The entries below contain pictures. Retype everything except those pictures, exactly as given.

====

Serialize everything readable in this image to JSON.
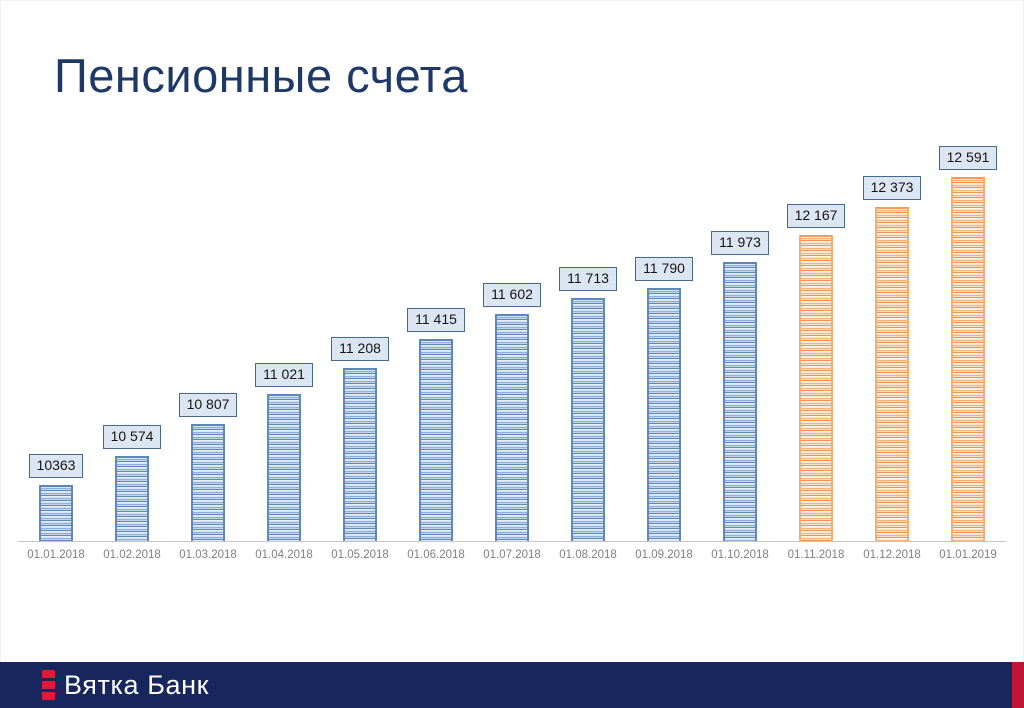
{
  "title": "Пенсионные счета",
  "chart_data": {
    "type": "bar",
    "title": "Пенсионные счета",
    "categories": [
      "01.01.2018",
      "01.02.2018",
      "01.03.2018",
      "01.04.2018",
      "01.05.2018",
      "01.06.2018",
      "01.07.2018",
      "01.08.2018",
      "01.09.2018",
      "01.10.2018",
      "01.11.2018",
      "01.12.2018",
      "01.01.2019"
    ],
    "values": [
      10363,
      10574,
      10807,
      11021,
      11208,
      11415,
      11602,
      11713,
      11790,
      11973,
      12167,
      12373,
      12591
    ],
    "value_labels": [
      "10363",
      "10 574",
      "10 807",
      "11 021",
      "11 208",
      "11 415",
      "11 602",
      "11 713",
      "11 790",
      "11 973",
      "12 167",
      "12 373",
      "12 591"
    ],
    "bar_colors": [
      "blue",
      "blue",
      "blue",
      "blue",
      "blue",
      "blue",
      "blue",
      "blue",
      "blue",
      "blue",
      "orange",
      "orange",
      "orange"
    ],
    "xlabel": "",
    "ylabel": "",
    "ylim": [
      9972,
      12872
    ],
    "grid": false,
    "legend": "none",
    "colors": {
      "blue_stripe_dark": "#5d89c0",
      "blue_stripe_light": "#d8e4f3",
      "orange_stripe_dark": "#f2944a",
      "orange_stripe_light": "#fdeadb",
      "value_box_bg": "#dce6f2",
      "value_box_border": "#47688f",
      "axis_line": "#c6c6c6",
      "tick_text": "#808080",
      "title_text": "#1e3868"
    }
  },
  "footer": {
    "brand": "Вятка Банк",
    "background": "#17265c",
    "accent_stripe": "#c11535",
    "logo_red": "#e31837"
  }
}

====

* **Exercise result**:
Serialize everything readable in this image to JSON.
{
  "title": "Пенсионные счета",
  "chart_data": {
    "type": "bar",
    "title": "Пенсионные счета",
    "categories": [
      "01.01.2018",
      "01.02.2018",
      "01.03.2018",
      "01.04.2018",
      "01.05.2018",
      "01.06.2018",
      "01.07.2018",
      "01.08.2018",
      "01.09.2018",
      "01.10.2018",
      "01.11.2018",
      "01.12.2018",
      "01.01.2019"
    ],
    "values": [
      10363,
      10574,
      10807,
      11021,
      11208,
      11415,
      11602,
      11713,
      11790,
      11973,
      12167,
      12373,
      12591
    ],
    "value_labels": [
      "10363",
      "10 574",
      "10 807",
      "11 021",
      "11 208",
      "11 415",
      "11 602",
      "11 713",
      "11 790",
      "11 973",
      "12 167",
      "12 373",
      "12 591"
    ],
    "bar_colors": [
      "blue",
      "blue",
      "blue",
      "blue",
      "blue",
      "blue",
      "blue",
      "blue",
      "blue",
      "blue",
      "orange",
      "orange",
      "orange"
    ],
    "xlabel": "",
    "ylabel": "",
    "ylim": [
      9972,
      12872
    ],
    "grid": false,
    "legend": "none",
    "colors": {
      "blue_stripe_dark": "#5d89c0",
      "blue_stripe_light": "#d8e4f3",
      "orange_stripe_dark": "#f2944a",
      "orange_stripe_light": "#fdeadb",
      "value_box_bg": "#dce6f2",
      "value_box_border": "#47688f",
      "axis_line": "#c6c6c6",
      "tick_text": "#808080",
      "title_text": "#1e3868"
    }
  },
  "footer": {
    "brand": "Вятка Банк",
    "background": "#17265c",
    "accent_stripe": "#c11535",
    "logo_red": "#e31837"
  }
}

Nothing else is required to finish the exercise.